■ YOUR OBJECTIVE ■
Copy out the listing exactly.

■ Data entries ■
------------------------------------------------
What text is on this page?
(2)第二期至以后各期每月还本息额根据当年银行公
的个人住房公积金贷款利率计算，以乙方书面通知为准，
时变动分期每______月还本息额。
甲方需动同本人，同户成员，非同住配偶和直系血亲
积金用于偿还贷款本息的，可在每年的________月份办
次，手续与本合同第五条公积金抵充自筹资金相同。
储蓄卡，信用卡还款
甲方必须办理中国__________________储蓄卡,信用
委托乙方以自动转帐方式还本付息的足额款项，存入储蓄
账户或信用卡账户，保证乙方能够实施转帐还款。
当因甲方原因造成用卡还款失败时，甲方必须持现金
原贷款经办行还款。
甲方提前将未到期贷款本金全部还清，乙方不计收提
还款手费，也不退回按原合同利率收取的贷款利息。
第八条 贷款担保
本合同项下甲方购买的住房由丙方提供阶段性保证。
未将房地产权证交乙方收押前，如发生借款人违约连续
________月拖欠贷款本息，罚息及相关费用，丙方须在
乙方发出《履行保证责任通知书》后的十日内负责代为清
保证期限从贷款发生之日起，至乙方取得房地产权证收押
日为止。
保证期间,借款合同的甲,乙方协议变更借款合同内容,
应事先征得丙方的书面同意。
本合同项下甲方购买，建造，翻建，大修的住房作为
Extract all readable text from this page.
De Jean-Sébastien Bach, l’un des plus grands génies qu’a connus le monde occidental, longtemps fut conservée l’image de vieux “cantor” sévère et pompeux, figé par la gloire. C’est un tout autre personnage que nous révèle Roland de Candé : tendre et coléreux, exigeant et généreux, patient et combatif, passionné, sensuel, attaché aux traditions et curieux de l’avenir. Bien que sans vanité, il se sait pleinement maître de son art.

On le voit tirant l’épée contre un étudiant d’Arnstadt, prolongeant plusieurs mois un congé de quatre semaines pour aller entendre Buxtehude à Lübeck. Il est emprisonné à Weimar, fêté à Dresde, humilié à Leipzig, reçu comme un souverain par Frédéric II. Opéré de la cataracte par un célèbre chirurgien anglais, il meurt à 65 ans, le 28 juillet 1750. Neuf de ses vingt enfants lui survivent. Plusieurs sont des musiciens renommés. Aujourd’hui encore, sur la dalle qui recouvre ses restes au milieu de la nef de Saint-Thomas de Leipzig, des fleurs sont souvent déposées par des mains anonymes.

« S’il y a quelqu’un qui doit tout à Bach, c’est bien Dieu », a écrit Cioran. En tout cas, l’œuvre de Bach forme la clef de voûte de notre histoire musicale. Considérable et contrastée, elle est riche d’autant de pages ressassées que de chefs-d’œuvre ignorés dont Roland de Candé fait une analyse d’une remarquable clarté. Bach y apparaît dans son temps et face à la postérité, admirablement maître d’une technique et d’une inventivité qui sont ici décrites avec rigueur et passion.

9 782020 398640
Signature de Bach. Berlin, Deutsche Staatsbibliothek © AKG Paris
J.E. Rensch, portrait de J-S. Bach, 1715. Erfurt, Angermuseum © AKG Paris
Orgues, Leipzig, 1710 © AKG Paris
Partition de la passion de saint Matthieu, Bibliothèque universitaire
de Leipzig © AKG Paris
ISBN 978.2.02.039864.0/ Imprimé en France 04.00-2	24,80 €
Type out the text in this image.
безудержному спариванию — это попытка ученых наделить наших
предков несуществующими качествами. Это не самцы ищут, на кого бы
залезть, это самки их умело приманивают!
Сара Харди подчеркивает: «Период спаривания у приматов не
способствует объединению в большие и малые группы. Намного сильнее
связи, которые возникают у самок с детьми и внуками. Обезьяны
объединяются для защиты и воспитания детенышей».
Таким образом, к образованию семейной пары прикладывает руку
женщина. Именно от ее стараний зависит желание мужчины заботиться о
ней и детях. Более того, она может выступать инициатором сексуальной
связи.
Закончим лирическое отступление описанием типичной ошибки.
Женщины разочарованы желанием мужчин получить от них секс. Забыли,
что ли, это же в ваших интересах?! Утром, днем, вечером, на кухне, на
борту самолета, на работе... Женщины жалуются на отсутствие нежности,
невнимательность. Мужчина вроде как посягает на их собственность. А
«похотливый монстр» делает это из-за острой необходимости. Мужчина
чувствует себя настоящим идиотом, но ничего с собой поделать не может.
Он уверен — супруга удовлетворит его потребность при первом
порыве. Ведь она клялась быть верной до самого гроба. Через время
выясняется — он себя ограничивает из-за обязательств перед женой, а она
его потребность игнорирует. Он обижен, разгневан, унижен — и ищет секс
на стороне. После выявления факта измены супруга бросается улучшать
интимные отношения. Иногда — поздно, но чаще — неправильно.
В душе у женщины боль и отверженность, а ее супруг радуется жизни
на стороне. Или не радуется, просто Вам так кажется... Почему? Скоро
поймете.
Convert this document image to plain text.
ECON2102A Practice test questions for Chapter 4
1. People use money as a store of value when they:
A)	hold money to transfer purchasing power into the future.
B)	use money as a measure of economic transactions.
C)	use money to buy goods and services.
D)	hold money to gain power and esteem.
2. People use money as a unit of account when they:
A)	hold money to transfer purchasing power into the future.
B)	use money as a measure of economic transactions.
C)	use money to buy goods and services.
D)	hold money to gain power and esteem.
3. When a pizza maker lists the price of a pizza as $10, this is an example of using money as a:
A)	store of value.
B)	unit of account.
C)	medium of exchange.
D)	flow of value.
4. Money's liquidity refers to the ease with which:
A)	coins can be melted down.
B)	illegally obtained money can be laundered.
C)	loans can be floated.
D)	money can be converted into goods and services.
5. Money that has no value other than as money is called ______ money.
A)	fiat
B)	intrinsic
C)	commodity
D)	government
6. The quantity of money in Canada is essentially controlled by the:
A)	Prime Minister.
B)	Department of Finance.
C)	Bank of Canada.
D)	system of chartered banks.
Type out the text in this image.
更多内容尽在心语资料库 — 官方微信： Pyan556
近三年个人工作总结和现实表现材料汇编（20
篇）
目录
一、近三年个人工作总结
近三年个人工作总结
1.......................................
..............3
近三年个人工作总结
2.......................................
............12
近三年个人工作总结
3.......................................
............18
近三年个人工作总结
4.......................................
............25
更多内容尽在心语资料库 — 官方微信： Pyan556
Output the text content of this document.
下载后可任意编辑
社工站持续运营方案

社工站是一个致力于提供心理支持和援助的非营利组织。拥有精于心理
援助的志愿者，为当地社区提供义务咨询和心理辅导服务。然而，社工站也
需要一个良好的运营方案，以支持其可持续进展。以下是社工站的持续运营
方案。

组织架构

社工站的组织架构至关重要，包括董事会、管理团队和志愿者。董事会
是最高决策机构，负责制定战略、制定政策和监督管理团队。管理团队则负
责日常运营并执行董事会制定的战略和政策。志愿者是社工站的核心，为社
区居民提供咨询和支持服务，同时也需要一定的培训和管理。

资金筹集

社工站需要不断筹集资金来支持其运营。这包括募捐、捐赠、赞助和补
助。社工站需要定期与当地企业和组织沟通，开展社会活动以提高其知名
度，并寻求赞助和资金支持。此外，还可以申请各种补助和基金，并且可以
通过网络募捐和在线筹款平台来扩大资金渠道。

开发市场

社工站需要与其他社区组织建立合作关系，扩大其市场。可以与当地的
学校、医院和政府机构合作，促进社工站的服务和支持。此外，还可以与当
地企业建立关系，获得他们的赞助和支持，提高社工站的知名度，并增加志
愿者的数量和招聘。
------------------------------------------------
■ THE RESPONSE ■
What text is on this page?
(2)第二期至以后各期每月还本息额根据当年银行公
的个人住房公积金贷款利率计算，以乙方书面通知为准，
时变动分期每______月还本息额。
甲方需动同本人，同户成员，非同住配偶和直系血亲
积金用于偿还贷款本息的，可在每年的________月份办
次，手续与本合同第五条公积金抵充自筹资金相同。
储蓄卡，信用卡还款
甲方必须办理中国__________________储蓄卡,信用
委托乙方以自动转帐方式还本付息的足额款项，存入储蓄
账户或信用卡账户，保证乙方能够实施转帐还款。
当因甲方原因造成用卡还款失败时，甲方必须持现金
原贷款经办行还款。
甲方提前将未到期贷款本金全部还清，乙方不计收提
还款手费，也不退回按原合同利率收取的贷款利息。
第八条 贷款担保
本合同项下甲方购买的住房由丙方提供阶段性保证。
未将房地产权证交乙方收押前，如发生借款人违约连续
________月拖欠贷款本息，罚息及相关费用，丙方须在
乙方发出《履行保证责任通知书》后的十日内负责代为清
保证期限从贷款发生之日起，至乙方取得房地产权证收押
日为止。
保证期间,借款合同的甲,乙方协议变更借款合同内容,
应事先征得丙方的书面同意。
本合同项下甲方购买，建造，翻建，大修的住房作为
Extract all readable text from this page.
De Jean-Sébastien Bach, l’un des plus grands génies qu’a connus le monde occidental, longtemps fut conservée l’image de vieux “cantor” sévère et pompeux, figé par la gloire. C’est un tout autre personnage que nous révèle Roland de Candé : tendre et coléreux, exigeant et généreux, patient et combatif, passionné, sensuel, attaché aux traditions et curieux de l’avenir. Bien que sans vanité, il se sait pleinement maître de son art.

On le voit tirant l’épée contre un étudiant d’Arnstadt, prolongeant plusieurs mois un congé de quatre semaines pour aller entendre Buxtehude à Lübeck. Il est emprisonné à Weimar, fêté à Dresde, humilié à Leipzig, reçu comme un souverain par Frédéric II. Opéré de la cataracte par un célèbre chirurgien anglais, il meurt à 65 ans, le 28 juillet 1750. Neuf de ses vingt enfants lui survivent. Plusieurs sont des musiciens renommés. Aujourd’hui encore, sur la dalle qui recouvre ses restes au milieu de la nef de Saint-Thomas de Leipzig, des fleurs sont souvent déposées par des mains anonymes.

« S’il y a quelqu’un qui doit tout à Bach, c’est bien Dieu », a écrit Cioran. En tout cas, l’œuvre de Bach forme la clef de voûte de notre histoire musicale. Considérable et contrastée, elle est riche d’autant de pages ressassées que de chefs-d’œuvre ignorés dont Roland de Candé fait une analyse d’une remarquable clarté. Bach y apparaît dans son temps et face à la postérité, admirablement maître d’une technique et d’une inventivité qui sont ici décrites avec rigueur et passion.

9 782020 398640
Signature de Bach. Berlin, Deutsche Staatsbibliothek © AKG Paris
J.E. Rensch, portrait de J-S. Bach, 1715. Erfurt, Angermuseum © AKG Paris
Orgues, Leipzig, 1710 © AKG Paris
Partition de la passion de saint Matthieu, Bibliothèque universitaire
de Leipzig © AKG Paris
ISBN 978.2.02.039864.0/ Imprimé en France 04.00-2	24,80 €
Type out the text in this image.
безудержному спариванию — это попытка ученых наделить наших
предков несуществующими качествами. Это не самцы ищут, на кого бы
залезть, это самки их умело приманивают!
Сара Харди подчеркивает: «Период спаривания у приматов не
способствует объединению в большие и малые группы. Намного сильнее
связи, которые возникают у самок с детьми и внуками. Обезьяны
объединяются для защиты и воспитания детенышей».
Таким образом, к образованию семейной пары прикладывает руку
женщина. Именно от ее стараний зависит желание мужчины заботиться о
ней и детях. Более того, она может выступать инициатором сексуальной
связи.
Закончим лирическое отступление описанием типичной ошибки.
Женщины разочарованы желанием мужчин получить от них секс. Забыли,
что ли, это же в ваших интересах?! Утром, днем, вечером, на кухне, на
борту самолета, на работе... Женщины жалуются на отсутствие нежности,
невнимательность. Мужчина вроде как посягает на их собственность. А
«похотливый монстр» делает это из-за острой необходимости. Мужчина
чувствует себя настоящим идиотом, но ничего с собой поделать не может.
Он уверен — супруга удовлетворит его потребность при первом
порыве. Ведь она клялась быть верной до самого гроба. Через время
выясняется — он себя ограничивает из-за обязательств перед женой, а она
его потребность игнорирует. Он обижен, разгневан, унижен — и ищет секс
на стороне. После выявления факта измены супруга бросается улучшать
интимные отношения. Иногда — поздно, но чаще — неправильно.
В душе у женщины боль и отверженность, а ее супруг радуется жизни
на стороне. Или не радуется, просто Вам так кажется... Почему? Скоро
поймете.
Convert this document image to plain text.
ECON2102A Practice test questions for Chapter 4
1. People use money as a store of value when they:
A)	hold money to transfer purchasing power into the future.
B)	use money as a measure of economic transactions.
C)	use money to buy goods and services.
D)	hold money to gain power and esteem.
2. People use money as a unit of account when they:
A)	hold money to transfer purchasing power into the future.
B)	use money as a measure of economic transactions.
C)	use money to buy goods and services.
D)	hold money to gain power and esteem.
3. When a pizza maker lists the price of a pizza as $10, this is an example of using money as a:
A)	store of value.
B)	unit of account.
C)	medium of exchange.
D)	flow of value.
4. Money's liquidity refers to the ease with which:
A)	coins can be melted down.
B)	illegally obtained money can be laundered.
C)	loans can be floated.
D)	money can be converted into goods and services.
5. Money that has no value other than as money is called ______ money.
A)	fiat
B)	intrinsic
C)	commodity
D)	government
6. The quantity of money in Canada is essentially controlled by the:
A)	Prime Minister.
B)	Department of Finance.
C)	Bank of Canada.
D)	system of chartered banks.
Type out the text in this image.
更多内容尽在心语资料库 — 官方微信： Pyan556
近三年个人工作总结和现实表现材料汇编（20
篇）
目录
一、近三年个人工作总结
近三年个人工作总结
1.......................................
..............3
近三年个人工作总结
2.......................................
............12
近三年个人工作总结
3.......................................
............18
近三年个人工作总结
4.......................................
............25
更多内容尽在心语资料库 — 官方微信： Pyan556
Output the text content of this document.
下载后可任意编辑
社工站持续运营方案

社工站是一个致力于提供心理支持和援助的非营利组织。拥有精于心理
援助的志愿者，为当地社区提供义务咨询和心理辅导服务。然而，社工站也
需要一个良好的运营方案，以支持其可持续进展。以下是社工站的持续运营
方案。

组织架构

社工站的组织架构至关重要，包括董事会、管理团队和志愿者。董事会
是最高决策机构，负责制定战略、制定政策和监督管理团队。管理团队则负
责日常运营并执行董事会制定的战略和政策。志愿者是社工站的核心，为社
区居民提供咨询和支持服务，同时也需要一定的培训和管理。

资金筹集

社工站需要不断筹集资金来支持其运营。这包括募捐、捐赠、赞助和补
助。社工站需要定期与当地企业和组织沟通，开展社会活动以提高其知名
度，并寻求赞助和资金支持。此外，还可以申请各种补助和基金，并且可以
通过网络募捐和在线筹款平台来扩大资金渠道。

开发市场

社工站需要与其他社区组织建立合作关系，扩大其市场。可以与当地的
学校、医院和政府机构合作，促进社工站的服务和支持。此外，还可以与当
地企业建立关系，获得他们的赞助和支持，提高社工站的知名度，并增加志
愿者的数量和招聘。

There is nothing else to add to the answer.